GIVEN REQUEST: Copy each of the following entries line for line, with no change to any character.

DATA EXTRACT:
** START **

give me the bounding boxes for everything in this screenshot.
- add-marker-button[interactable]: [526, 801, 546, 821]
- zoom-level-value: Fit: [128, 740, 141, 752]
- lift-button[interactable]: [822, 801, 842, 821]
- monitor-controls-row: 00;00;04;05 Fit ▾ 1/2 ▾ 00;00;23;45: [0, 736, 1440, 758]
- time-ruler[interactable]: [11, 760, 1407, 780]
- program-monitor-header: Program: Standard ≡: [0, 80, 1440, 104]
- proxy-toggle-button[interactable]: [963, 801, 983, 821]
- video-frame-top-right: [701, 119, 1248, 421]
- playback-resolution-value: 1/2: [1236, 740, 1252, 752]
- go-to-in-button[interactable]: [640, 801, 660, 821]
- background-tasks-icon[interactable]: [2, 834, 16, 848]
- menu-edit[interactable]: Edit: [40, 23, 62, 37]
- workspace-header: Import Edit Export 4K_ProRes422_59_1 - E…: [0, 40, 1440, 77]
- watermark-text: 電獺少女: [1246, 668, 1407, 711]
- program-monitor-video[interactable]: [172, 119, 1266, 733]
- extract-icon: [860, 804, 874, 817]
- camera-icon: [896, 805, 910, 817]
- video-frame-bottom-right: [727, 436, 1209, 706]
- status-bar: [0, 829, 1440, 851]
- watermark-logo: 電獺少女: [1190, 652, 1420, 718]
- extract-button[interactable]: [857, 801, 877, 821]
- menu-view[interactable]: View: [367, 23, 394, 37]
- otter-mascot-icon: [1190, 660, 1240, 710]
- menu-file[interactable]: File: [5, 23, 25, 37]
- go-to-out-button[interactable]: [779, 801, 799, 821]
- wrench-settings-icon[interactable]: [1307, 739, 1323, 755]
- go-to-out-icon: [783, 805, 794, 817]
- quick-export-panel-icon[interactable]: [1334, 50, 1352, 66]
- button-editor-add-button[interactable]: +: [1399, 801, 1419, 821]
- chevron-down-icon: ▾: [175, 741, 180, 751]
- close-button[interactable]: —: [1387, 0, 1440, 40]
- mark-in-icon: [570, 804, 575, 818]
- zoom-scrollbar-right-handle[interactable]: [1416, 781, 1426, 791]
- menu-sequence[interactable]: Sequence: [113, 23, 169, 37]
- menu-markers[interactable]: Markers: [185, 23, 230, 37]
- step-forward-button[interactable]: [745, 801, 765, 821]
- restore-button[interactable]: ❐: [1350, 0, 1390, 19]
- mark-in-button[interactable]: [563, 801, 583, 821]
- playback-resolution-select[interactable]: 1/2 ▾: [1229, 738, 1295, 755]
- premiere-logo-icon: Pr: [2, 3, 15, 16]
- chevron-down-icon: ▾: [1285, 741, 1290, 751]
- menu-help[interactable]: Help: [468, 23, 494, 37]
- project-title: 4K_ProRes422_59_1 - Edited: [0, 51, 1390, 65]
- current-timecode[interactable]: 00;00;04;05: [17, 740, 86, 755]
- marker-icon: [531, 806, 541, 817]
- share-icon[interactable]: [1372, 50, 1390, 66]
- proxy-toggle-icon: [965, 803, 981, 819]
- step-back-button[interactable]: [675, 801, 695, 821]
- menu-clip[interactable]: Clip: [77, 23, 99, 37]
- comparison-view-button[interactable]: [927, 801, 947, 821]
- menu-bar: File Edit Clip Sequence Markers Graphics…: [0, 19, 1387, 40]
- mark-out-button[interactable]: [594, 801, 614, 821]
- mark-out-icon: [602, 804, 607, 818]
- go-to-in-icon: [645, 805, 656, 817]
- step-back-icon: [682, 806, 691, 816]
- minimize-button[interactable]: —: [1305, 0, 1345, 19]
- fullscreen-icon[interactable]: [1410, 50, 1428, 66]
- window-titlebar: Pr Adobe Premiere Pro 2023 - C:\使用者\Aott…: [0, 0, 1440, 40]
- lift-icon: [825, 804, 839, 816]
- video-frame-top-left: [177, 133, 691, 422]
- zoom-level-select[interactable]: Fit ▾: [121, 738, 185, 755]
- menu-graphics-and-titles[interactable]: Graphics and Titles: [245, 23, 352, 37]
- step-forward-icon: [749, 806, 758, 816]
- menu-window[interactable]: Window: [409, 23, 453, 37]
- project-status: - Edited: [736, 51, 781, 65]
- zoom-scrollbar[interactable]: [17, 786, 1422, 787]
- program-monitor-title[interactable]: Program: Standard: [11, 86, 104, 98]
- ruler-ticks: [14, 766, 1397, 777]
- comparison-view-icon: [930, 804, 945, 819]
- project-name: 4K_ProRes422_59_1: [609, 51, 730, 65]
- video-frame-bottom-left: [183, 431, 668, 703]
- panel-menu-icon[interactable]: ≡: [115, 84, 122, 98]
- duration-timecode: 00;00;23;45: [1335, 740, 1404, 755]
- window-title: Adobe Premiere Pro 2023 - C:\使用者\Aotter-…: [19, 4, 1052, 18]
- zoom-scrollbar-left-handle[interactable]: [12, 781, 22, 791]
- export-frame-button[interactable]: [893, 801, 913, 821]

** END **

ANSWER TO THIS TASK:
give me the bounding boxes for everything in this screenshot.
- add-marker-button[interactable]: [526, 801, 546, 821]
- zoom-level-value: Fit: [128, 740, 141, 752]
- lift-button[interactable]: [822, 801, 842, 821]
- monitor-controls-row: 00;00;04;05 Fit ▾ 1/2 ▾ 00;00;23;45: [0, 736, 1440, 758]
- time-ruler[interactable]: [11, 760, 1407, 780]
- program-monitor-header: Program: Standard ≡: [0, 80, 1440, 104]
- proxy-toggle-button[interactable]: [963, 801, 983, 821]
- video-frame-top-right: [701, 119, 1248, 421]
- playback-resolution-value: 1/2: [1236, 740, 1252, 752]
- go-to-in-button[interactable]: [640, 801, 660, 821]
- background-tasks-icon[interactable]: [2, 834, 16, 848]
- menu-edit[interactable]: Edit: [40, 23, 62, 37]
- workspace-header: Import Edit Export 4K_ProRes422_59_1 - E…: [0, 40, 1440, 77]
- watermark-text: 電獺少女: [1246, 668, 1407, 711]
- program-monitor-video[interactable]: [172, 119, 1266, 733]
- extract-icon: [860, 804, 874, 817]
- camera-icon: [896, 805, 910, 817]
- video-frame-bottom-right: [727, 436, 1209, 706]
- status-bar: [0, 829, 1440, 851]
- watermark-logo: 電獺少女: [1190, 652, 1420, 718]
- extract-button[interactable]: [857, 801, 877, 821]
- menu-view[interactable]: View: [367, 23, 394, 37]
- otter-mascot-icon: [1190, 660, 1240, 710]
- menu-file[interactable]: File: [5, 23, 25, 37]
- go-to-out-button[interactable]: [779, 801, 799, 821]
- wrench-settings-icon[interactable]: [1307, 739, 1323, 755]
- go-to-out-icon: [783, 805, 794, 817]
- quick-export-panel-icon[interactable]: [1334, 50, 1352, 66]
- button-editor-add-button[interactable]: +: [1399, 801, 1419, 821]
- chevron-down-icon: ▾: [175, 741, 180, 751]
- close-button[interactable]: —: [1387, 0, 1440, 40]
- mark-in-icon: [570, 804, 575, 818]
- zoom-scrollbar-right-handle[interactable]: [1416, 781, 1426, 791]
- menu-sequence[interactable]: Sequence: [113, 23, 169, 37]
- menu-markers[interactable]: Markers: [185, 23, 230, 37]
- step-forward-button[interactable]: [745, 801, 765, 821]
- restore-button[interactable]: ❐: [1350, 0, 1390, 19]
- mark-in-button[interactable]: [563, 801, 583, 821]
- playback-resolution-select[interactable]: 1/2 ▾: [1229, 738, 1295, 755]
- premiere-logo-icon: Pr: [2, 3, 15, 16]
- chevron-down-icon: ▾: [1285, 741, 1290, 751]
- menu-help[interactable]: Help: [468, 23, 494, 37]
- project-title: 4K_ProRes422_59_1 - Edited: [0, 51, 1390, 65]
- current-timecode[interactable]: 00;00;04;05: [17, 740, 86, 755]
- marker-icon: [531, 806, 541, 817]
- share-icon[interactable]: [1372, 50, 1390, 66]
- proxy-toggle-icon: [965, 803, 981, 819]
- step-back-button[interactable]: [675, 801, 695, 821]
- menu-clip[interactable]: Clip: [77, 23, 99, 37]
- comparison-view-button[interactable]: [927, 801, 947, 821]
- menu-bar: File Edit Clip Sequence Markers Graphics…: [0, 19, 1387, 40]
- mark-out-button[interactable]: [594, 801, 614, 821]
- mark-out-icon: [602, 804, 607, 818]
- go-to-in-icon: [645, 805, 656, 817]
- step-back-icon: [682, 806, 691, 816]
- minimize-button[interactable]: —: [1305, 0, 1345, 19]
- fullscreen-icon[interactable]: [1410, 50, 1428, 66]
- window-titlebar: Pr Adobe Premiere Pro 2023 - C:\使用者\Aott…: [0, 0, 1440, 40]
- lift-icon: [825, 804, 839, 816]
- video-frame-top-left: [177, 133, 691, 422]
- zoom-level-select[interactable]: Fit ▾: [121, 738, 185, 755]
- menu-graphics-and-titles[interactable]: Graphics and Titles: [245, 23, 352, 37]
- step-forward-icon: [749, 806, 758, 816]
- menu-window[interactable]: Window: [409, 23, 453, 37]
- project-status: - Edited: [736, 51, 781, 65]
- zoom-scrollbar[interactable]: [17, 786, 1422, 787]
- program-monitor-title[interactable]: Program: Standard: [11, 86, 104, 98]
- ruler-ticks: [14, 766, 1397, 777]
- comparison-view-icon: [930, 804, 945, 819]
- project-name: 4K_ProRes422_59_1: [609, 51, 730, 65]
- video-frame-bottom-left: [183, 431, 668, 703]
- panel-menu-icon[interactable]: ≡: [115, 84, 122, 98]
- duration-timecode: 00;00;23;45: [1335, 740, 1404, 755]
- window-title: Adobe Premiere Pro 2023 - C:\使用者\Aotter-…: [19, 4, 1052, 18]
- zoom-scrollbar-left-handle[interactable]: [12, 781, 22, 791]
- export-frame-button[interactable]: [893, 801, 913, 821]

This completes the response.